Given request —
All the data below goes into the copy word for word, but the pictures don't.
>> BEGIN Dataset records
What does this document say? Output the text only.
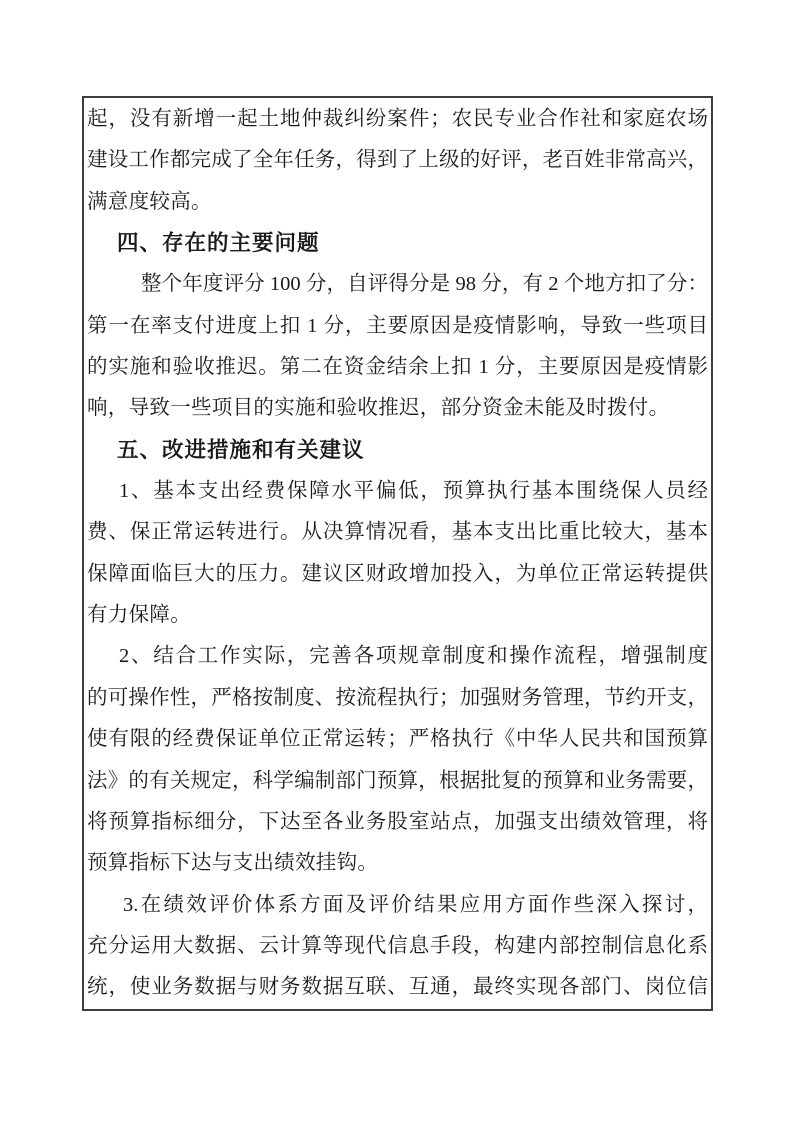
起，没有新增一起土地仲裁纠纷案件；农民专业合作社和家庭农场
建设工作都完成了全年任务，得到了上级的好评，老百姓非常高兴，
满意度较高。
四、存在的主要问题
整个年度评分 100 分，自评得分是 98 分，有 2 个地方扣了分：
第一在率支付进度上扣 1 分，主要原因是疫情影响，导致一些项目
的实施和验收推迟。第二在资金结余上扣 1 分，主要原因是疫情影
响，导致一些项目的实施和验收推迟，部分资金未能及时拨付。
五、改进措施和有关建议
1、基本支出经费保障水平偏低，预算执行基本围绕保人员经
费、保正常运转进行。从决算情况看，基本支出比重比较大，基本
保障面临巨大的压力。建议区财政增加投入，为单位正常运转提供
有力保障。
2、结合工作实际，完善各项规章制度和操作流程，增强制度
的可操作性，严格按制度、按流程执行；加强财务管理，节约开支，
使有限的经费保证单位正常运转；严格执行《中华人民共和国预算
法》的有关规定，科学编制部门预算，根据批复的预算和业务需要，
将预算指标细分，下达至各业务股室站点，加强支出绩效管理，将
预算指标下达与支出绩效挂钩。
3.在绩效评价体系方面及评价结果应用方面作些深入探讨，
充分运用大数据、云计算等现代信息手段，构建内部控制信息化系
统，使业务数据与财务数据互联、互通，最终实现各部门、岗位信
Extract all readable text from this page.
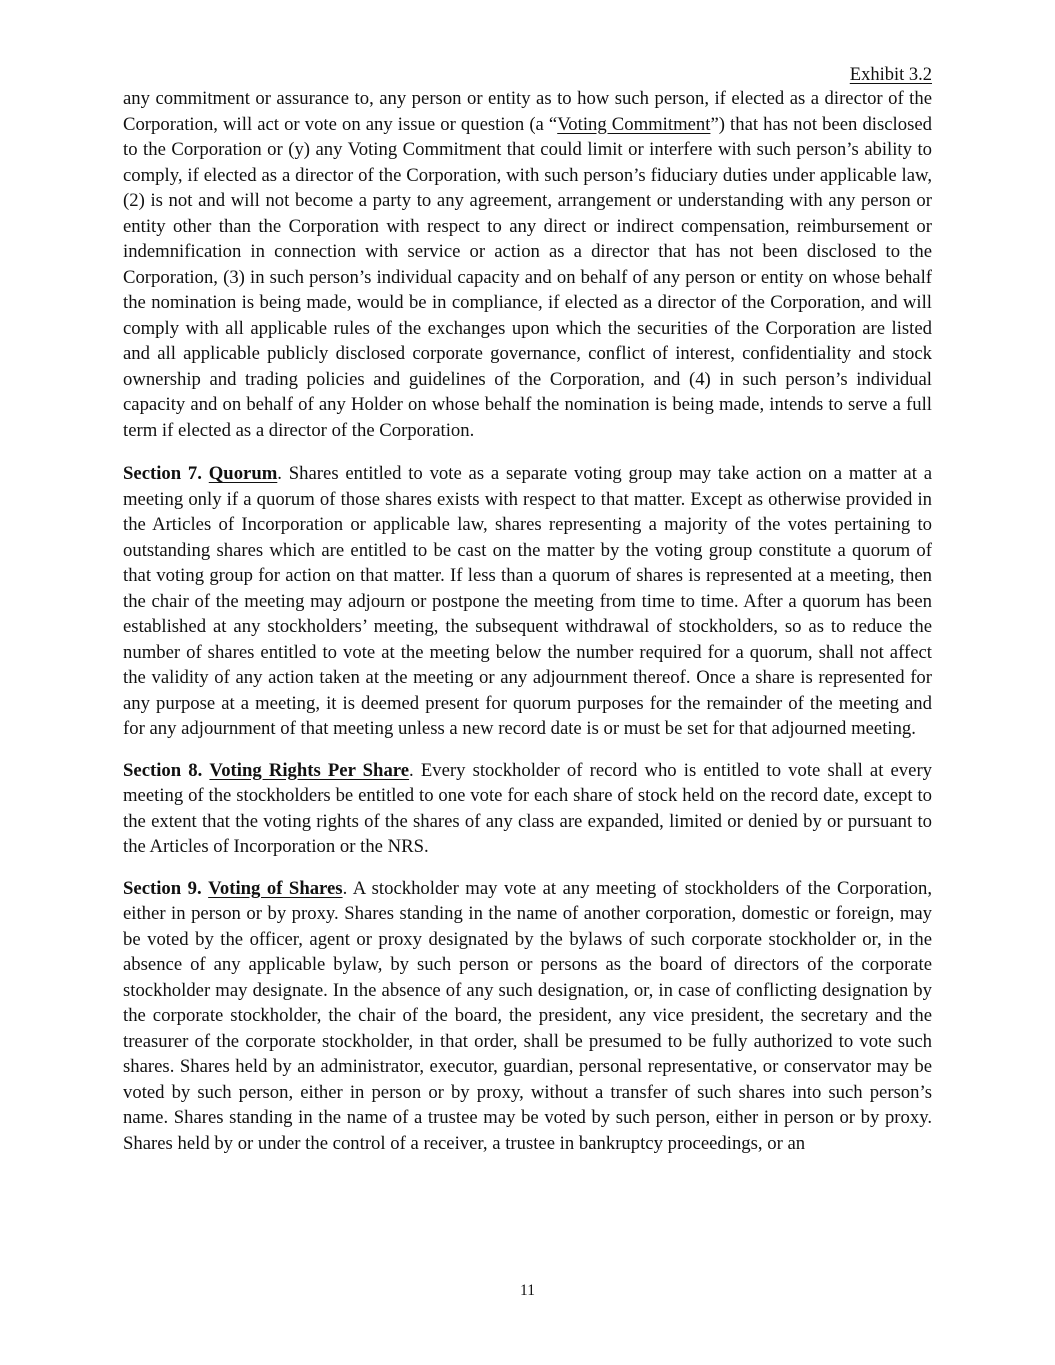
Exhibit 3.2

any commitment or assurance to, any person or entity as to how such person, if elected as a director of the Corporation, will act or vote on any issue or question (a “Voting Commitment”) that has not been disclosed to the Corporation or (y) any Voting Commitment that could limit or interfere with such person’s ability to comply, if elected as a director of the Corporation, with such person’s fiduciary duties under applicable law, (2) is not and will not become a party to any agreement, arrangement or understanding with any person or entity other than the Corporation with respect to any direct or indirect compensation, reimbursement or indemnification in connection with service or action as a director that has not been disclosed to the Corporation, (3) in such person’s individual capacity and on behalf of any person or entity on whose behalf the nomination is being made, would be in compliance, if elected as a director of the Corporation, and will comply with all applicable rules of the exchanges upon which the securities of the Corporation are listed and all applicable publicly disclosed corporate governance, conflict of interest, confidentiality and stock ownership and trading policies and guidelines of the Corporation, and (4) in such person’s individual capacity and on behalf of any Holder on whose behalf the nomination is being made, intends to serve a full term if elected as a director of the Corporation.

Section 7. Quorum. Shares entitled to vote as a separate voting group may take action on a matter at a meeting only if a quorum of those shares exists with respect to that matter. Except as otherwise provided in the Articles of Incorporation or applicable law, shares representing a majority of the votes pertaining to outstanding shares which are entitled to be cast on the matter by the voting group constitute a quorum of that voting group for action on that matter. If less than a quorum of shares is represented at a meeting, then the chair of the meeting may adjourn or postpone the meeting from time to time. After a quorum has been established at any stockholders’ meeting, the subsequent withdrawal of stockholders, so as to reduce the number of shares entitled to vote at the meeting below the number required for a quorum, shall not affect the validity of any action taken at the meeting or any adjournment thereof. Once a share is represented for any purpose at a meeting, it is deemed present for quorum purposes for the remainder of the meeting and for any adjournment of that meeting unless a new record date is or must be set for that adjourned meeting.

Section 8. Voting Rights Per Share. Every stockholder of record who is entitled to vote shall at every meeting of the stockholders be entitled to one vote for each share of stock held on the record date, except to the extent that the voting rights of the shares of any class are expanded, limited or denied by or pursuant to the Articles of Incorporation or the NRS.

Section 9. Voting of Shares. A stockholder may vote at any meeting of stockholders of the Corporation, either in person or by proxy. Shares standing in the name of another corporation, domestic or foreign, may be voted by the officer, agent or proxy designated by the bylaws of such corporate stockholder or, in the absence of any applicable bylaw, by such person or persons as the board of directors of the corporate stockholder may designate. In the absence of any such designation, or, in case of conflicting designation by the corporate stockholder, the chair of the board, the president, any vice president, the secretary and the treasurer of the corporate stockholder, in that order, shall be presumed to be fully authorized to vote such shares. Shares held by an administrator, executor, guardian, personal representative, or conservator may be voted by such person, either in person or by proxy, without a transfer of such shares into such person’s name. Shares standing in the name of a trustee may be voted by such person, either in person or by proxy. Shares held by or under the control of a receiver, a trustee in bankruptcy proceedings, or an

11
>> END Dataset records
Correct result —
What does this document say? Output the text only.
起，没有新增一起土地仲裁纠纷案件；农民专业合作社和家庭农场
建设工作都完成了全年任务，得到了上级的好评，老百姓非常高兴，
满意度较高。
四、存在的主要问题
整个年度评分 100 分，自评得分是 98 分，有 2 个地方扣了分：
第一在率支付进度上扣 1 分，主要原因是疫情影响，导致一些项目
的实施和验收推迟。第二在资金结余上扣 1 分，主要原因是疫情影
响，导致一些项目的实施和验收推迟，部分资金未能及时拨付。
五、改进措施和有关建议
1、基本支出经费保障水平偏低，预算执行基本围绕保人员经
费、保正常运转进行。从决算情况看，基本支出比重比较大，基本
保障面临巨大的压力。建议区财政增加投入，为单位正常运转提供
有力保障。
2、结合工作实际，完善各项规章制度和操作流程，增强制度
的可操作性，严格按制度、按流程执行；加强财务管理，节约开支，
使有限的经费保证单位正常运转；严格执行《中华人民共和国预算
法》的有关规定，科学编制部门预算，根据批复的预算和业务需要，
将预算指标细分，下达至各业务股室站点，加强支出绩效管理，将
预算指标下达与支出绩效挂钩。
3.在绩效评价体系方面及评价结果应用方面作些深入探讨，
充分运用大数据、云计算等现代信息手段，构建内部控制信息化系
统，使业务数据与财务数据互联、互通，最终实现各部门、岗位信
Extract all readable text from this page.
Exhibit 3.2

any commitment or assurance to, any person or entity as to how such person, if elected as a director of the Corporation, will act or vote on any issue or question (a “Voting Commitment”) that has not been disclosed to the Corporation or (y) any Voting Commitment that could limit or interfere with such person’s ability to comply, if elected as a director of the Corporation, with such person’s fiduciary duties under applicable law, (2) is not and will not become a party to any agreement, arrangement or understanding with any person or entity other than the Corporation with respect to any direct or indirect compensation, reimbursement or indemnification in connection with service or action as a director that has not been disclosed to the Corporation, (3) in such person’s individual capacity and on behalf of any person or entity on whose behalf the nomination is being made, would be in compliance, if elected as a director of the Corporation, and will comply with all applicable rules of the exchanges upon which the securities of the Corporation are listed and all applicable publicly disclosed corporate governance, conflict of interest, confidentiality and stock ownership and trading policies and guidelines of the Corporation, and (4) in such person’s individual capacity and on behalf of any Holder on whose behalf the nomination is being made, intends to serve a full term if elected as a director of the Corporation.

Section 7. Quorum. Shares entitled to vote as a separate voting group may take action on a matter at a meeting only if a quorum of those shares exists with respect to that matter. Except as otherwise provided in the Articles of Incorporation or applicable law, shares representing a majority of the votes pertaining to outstanding shares which are entitled to be cast on the matter by the voting group constitute a quorum of that voting group for action on that matter. If less than a quorum of shares is represented at a meeting, then the chair of the meeting may adjourn or postpone the meeting from time to time. After a quorum has been established at any stockholders’ meeting, the subsequent withdrawal of stockholders, so as to reduce the number of shares entitled to vote at the meeting below the number required for a quorum, shall not affect the validity of any action taken at the meeting or any adjournment thereof. Once a share is represented for any purpose at a meeting, it is deemed present for quorum purposes for the remainder of the meeting and for any adjournment of that meeting unless a new record date is or must be set for that adjourned meeting.

Section 8. Voting Rights Per Share. Every stockholder of record who is entitled to vote shall at every meeting of the stockholders be entitled to one vote for each share of stock held on the record date, except to the extent that the voting rights of the shares of any class are expanded, limited or denied by or pursuant to the Articles of Incorporation or the NRS.

Section 9. Voting of Shares. A stockholder may vote at any meeting of stockholders of the Corporation, either in person or by proxy. Shares standing in the name of another corporation, domestic or foreign, may be voted by the officer, agent or proxy designated by the bylaws of such corporate stockholder or, in the absence of any applicable bylaw, by such person or persons as the board of directors of the corporate stockholder may designate. In the absence of any such designation, or, in case of conflicting designation by the corporate stockholder, the chair of the board, the president, any vice president, the secretary and the treasurer of the corporate stockholder, in that order, shall be presumed to be fully authorized to vote such shares. Shares held by an administrator, executor, guardian, personal representative, or conservator may be voted by such person, either in person or by proxy, without a transfer of such shares into such person’s name. Shares standing in the name of a trustee may be voted by such person, either in person or by proxy. Shares held by or under the control of a receiver, a trustee in bankruptcy proceedings, or an

11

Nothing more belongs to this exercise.